-------- SOURCE DATA

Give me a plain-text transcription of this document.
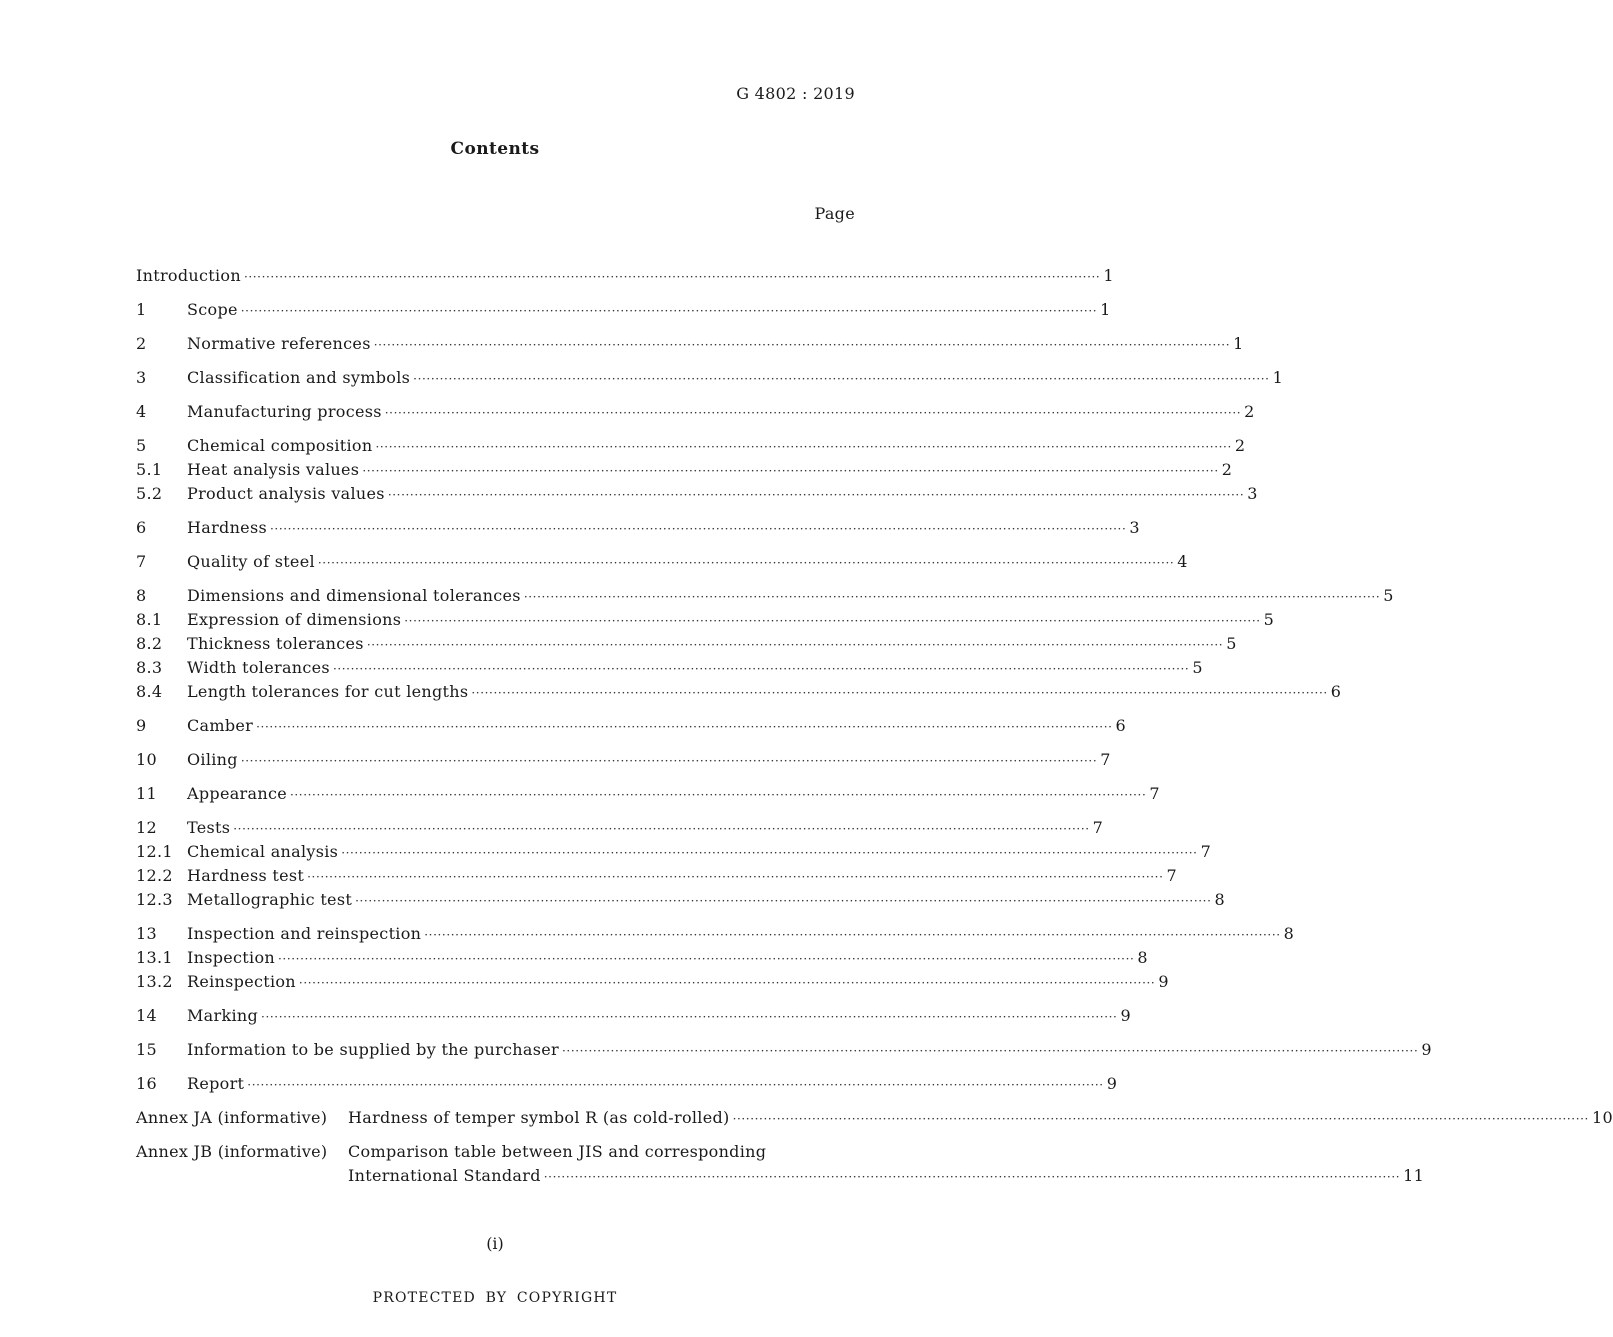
G 4802 : 2019
Contents
Page
Introduction ·····	1
1	Scope ·····	1
2	Normative references ·····	1
3	Classification and symbols ·····	1
4	Manufacturing process ·····	2
5	Chemical composition ·····	2
5.1	Heat analysis values ·····	2
5.2	Product analysis values ·····	3
6	Hardness ·····	3
7	Quality of steel ·····	4
8	Dimensions and dimensional tolerances ·····	5
8.1	Expression of dimensions ·····	5
8.2	Thickness tolerances ·····	5
8.3	Width tolerances ·····	5
8.4	Length tolerances for cut lengths ·····	6
9	Camber ·····	6
10	Oiling ·····	7
11	Appearance ·····	7
12	Tests ·····	7
12.1 Chemical analysis ·····	7
12.2 Hardness test ·····	7
12.3 Metallographic test ·····	8
13	Inspection and reinspection ·····	8
13.1 Inspection ·····	8
13.2 Reinspection ·····	9
14	Marking ·····	9
15	Information to be supplied by the purchaser ·····	9
16	Report ·····	9
Annex JA (informative)	Hardness of temper symbol R (as cold-rolled) ·····	10
Annex JB (informative)	Comparison table between JIS and corresponding
International Standard ·····	11
(i)
PROTECTED BY COPYRIGHT
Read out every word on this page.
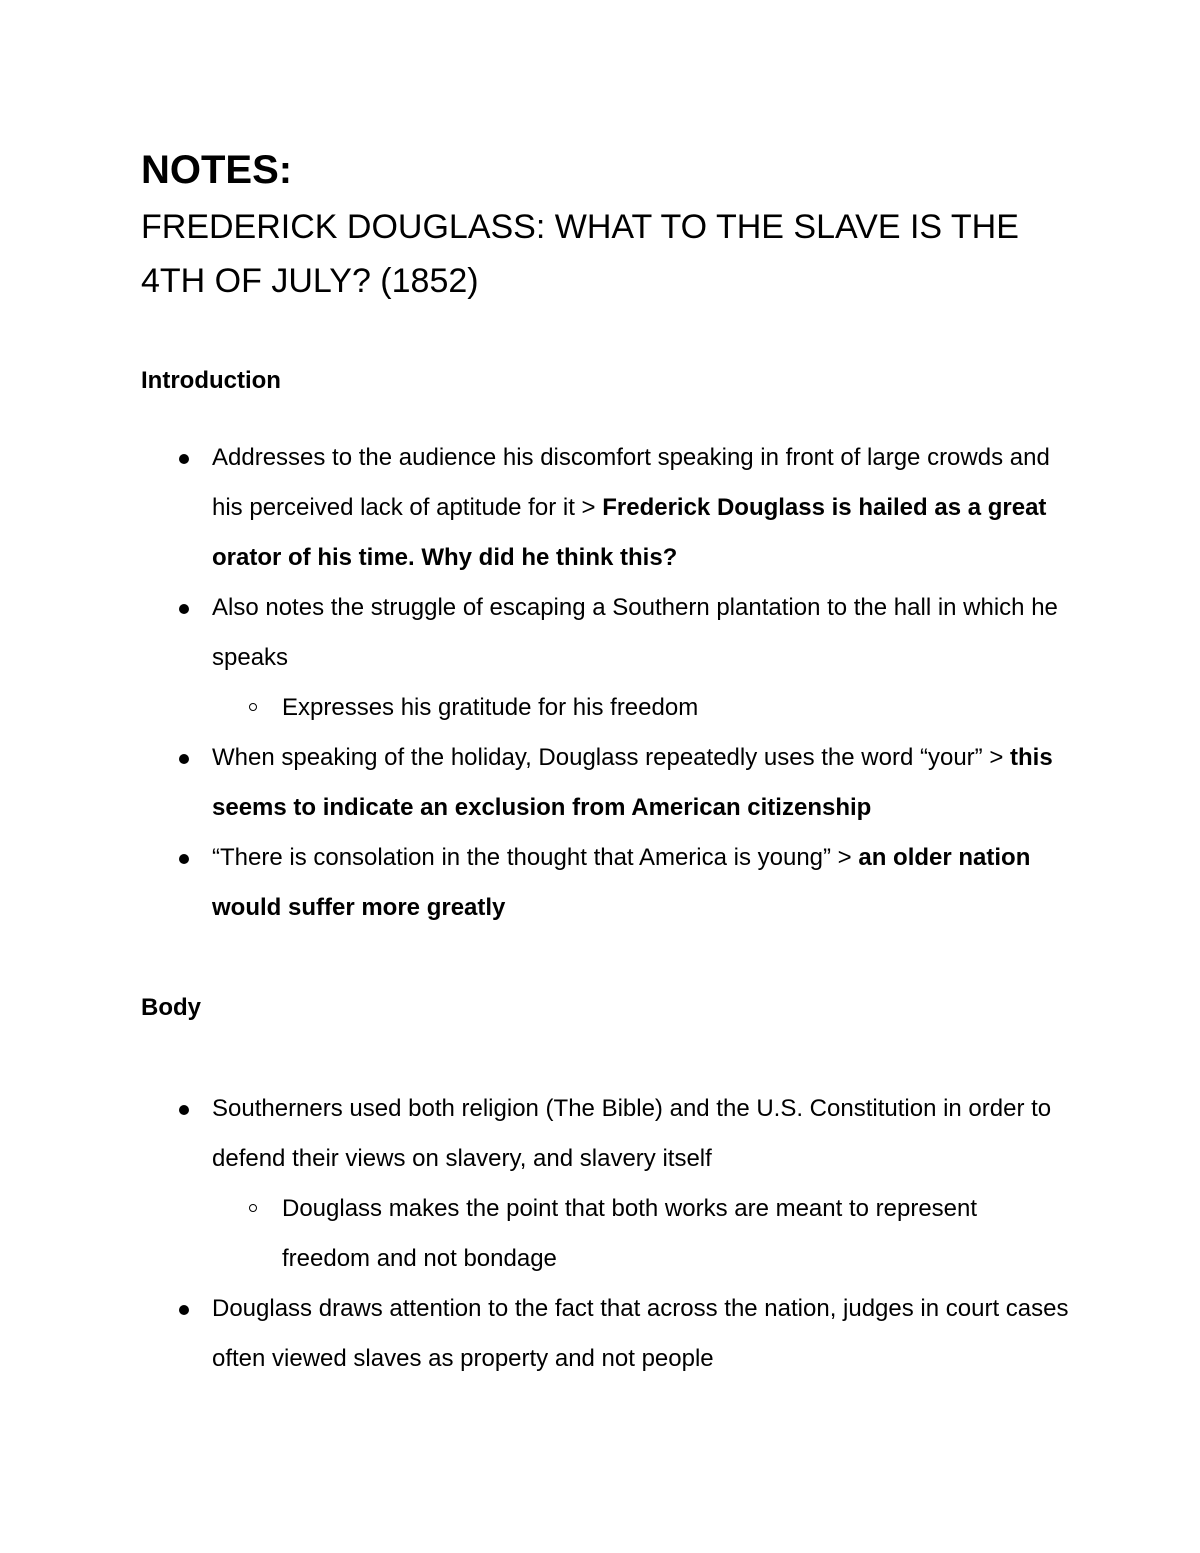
NOTES:
FREDERICK DOUGLASS: WHAT TO THE SLAVE IS THE 4TH OF JULY? (1852)
Introduction
Addresses to the audience his discomfort speaking in front of large crowds and his perceived lack of aptitude for it > Frederick Douglass is hailed as a great orator of his time. Why did he think this?
Also notes the struggle of escaping a Southern plantation to the hall in which he speaks
Expresses his gratitude for his freedom
When speaking of the holiday, Douglass repeatedly uses the word “your” > this seems to indicate an exclusion from American citizenship
“There is consolation in the thought that America is young” > an older nation would suffer more greatly
Body
Southerners used both religion (The Bible) and the U.S. Constitution in order to defend their views on slavery, and slavery itself
Douglass makes the point that both works are meant to represent freedom and not bondage
Douglass draws attention to the fact that across the nation, judges in court cases often viewed slaves as property and not people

----------------

**WHAT IS REQUIRED:**
Look through the entries above for the word "this". Copy every line where it shows up.

**ANSWER:**
Give me a plain-text transcription of this document.
Read out every word on this page.
Addresses to the audience his discomfort speaking in front of large crowds and his perceived lack of aptitude for it > Frederick Douglass is hailed as a great orator of his time. Why did he think this?
When speaking of the holiday, Douglass repeatedly uses the word “your” > this seems to indicate an exclusion from American citizenship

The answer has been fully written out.